• Given instruction: Give back the full listing, character for character, with no pictures.

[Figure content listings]
○ ○ ○ ○
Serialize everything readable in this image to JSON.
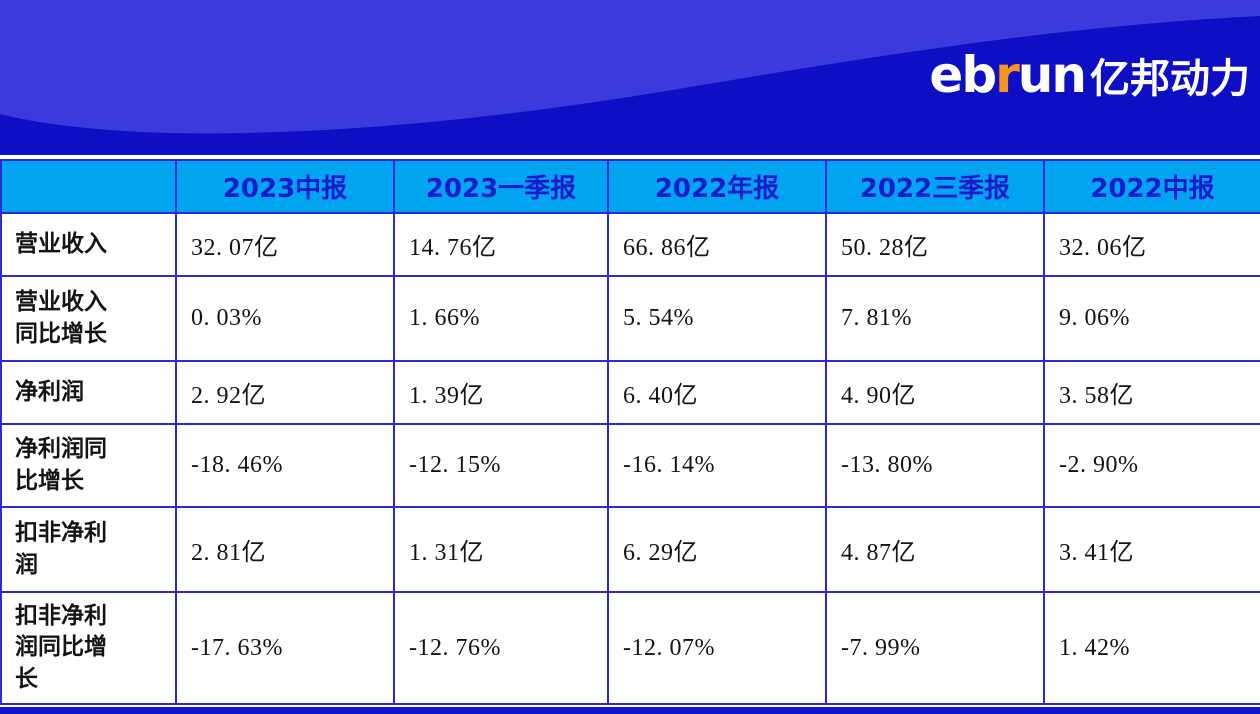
{
  "banner": {
    "logo": {
      "part1": "eb",
      "accent": "r",
      "part2": "un",
      "cn": "亿邦动力"
    },
    "colors": {
      "dark_blue": "#0e0fc4",
      "light_blue": "#3b3bdd",
      "accent_orange": "#f7941e"
    }
  },
  "chart_data": {
    "type": "table",
    "title": "",
    "columns": [
      "",
      "2023中报",
      "2023一季报",
      "2022年报",
      "2022三季报",
      "2022中报"
    ],
    "rows": [
      {
        "label": "营业收入",
        "values": [
          "32. 07亿",
          "14. 76亿",
          "66. 86亿",
          "50. 28亿",
          "32. 06亿"
        ]
      },
      {
        "label": "营业收入同比增长",
        "values": [
          "0. 03%",
          "1. 66%",
          "5. 54%",
          "7. 81%",
          "9. 06%"
        ]
      },
      {
        "label": "净利润",
        "values": [
          "2. 92亿",
          "1. 39亿",
          "6. 40亿",
          "4. 90亿",
          "3. 58亿"
        ]
      },
      {
        "label": "净利润同比增长",
        "values": [
          "-18. 46%",
          "-12. 15%",
          "-16. 14%",
          "-13. 80%",
          "-2. 90%"
        ]
      },
      {
        "label": "扣非净利润",
        "values": [
          "2. 81亿",
          "1. 31亿",
          "6. 29亿",
          "4. 87亿",
          "3. 41亿"
        ]
      },
      {
        "label": "扣非净利润同比增长",
        "values": [
          "-17. 63%",
          "-12. 76%",
          "-12. 07%",
          "-7. 99%",
          "1. 42%"
        ]
      }
    ]
  },
  "colors": {
    "header_bg": "#00a4f0",
    "header_text": "#1b1bcd",
    "grid_border": "#2b2bd2",
    "bottom_bar": "#1111c6"
  }
}
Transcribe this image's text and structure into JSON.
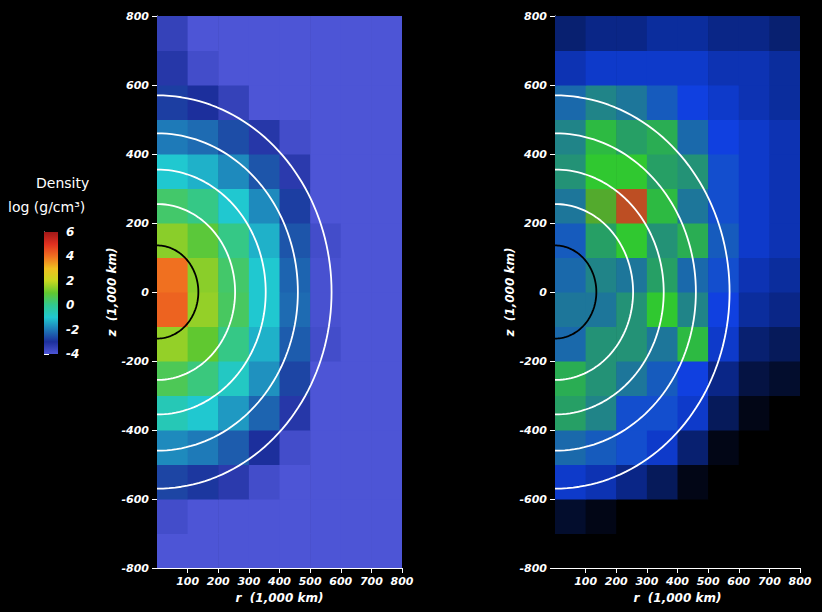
○ ○ ○ ○
• Result:
Serialize everything readable in this image to JSON.
{
  "banner": {
    "logo": {
      "part1": "eb",
      "accent": "r",
      "part2": "un",
      "cn": "亿邦动力"
    },
    "colors": {
      "dark_blue": "#0e0fc4",
      "light_blue": "#3b3bdd",
      "accent_orange": "#f7941e"
    }
  },
  "chart_data": {
    "type": "table",
    "title": "",
    "columns": [
      "",
      "2023中报",
      "2023一季报",
      "2022年报",
      "2022三季报",
      "2022中报"
    ],
    "rows": [
      {
        "label": "营业收入",
        "values": [
          "32. 07亿",
          "14. 76亿",
          "66. 86亿",
          "50. 28亿",
          "32. 06亿"
        ]
      },
      {
        "label": "营业收入同比增长",
        "values": [
          "0. 03%",
          "1. 66%",
          "5. 54%",
          "7. 81%",
          "9. 06%"
        ]
      },
      {
        "label": "净利润",
        "values": [
          "2. 92亿",
          "1. 39亿",
          "6. 40亿",
          "4. 90亿",
          "3. 58亿"
        ]
      },
      {
        "label": "净利润同比增长",
        "values": [
          "-18. 46%",
          "-12. 15%",
          "-16. 14%",
          "-13. 80%",
          "-2. 90%"
        ]
      },
      {
        "label": "扣非净利润",
        "values": [
          "2. 81亿",
          "1. 31亿",
          "6. 29亿",
          "4. 87亿",
          "3. 41亿"
        ]
      },
      {
        "label": "扣非净利润同比增长",
        "values": [
          "-17. 63%",
          "-12. 76%",
          "-12. 07%",
          "-7. 99%",
          "1. 42%"
        ]
      }
    ]
  },
  "colors": {
    "header_bg": "#00a4f0",
    "header_text": "#1b1bcd",
    "grid_border": "#2b2bd2",
    "bottom_bar": "#1111c6"
  }
}
Transcribe this image's text and structure into JSON.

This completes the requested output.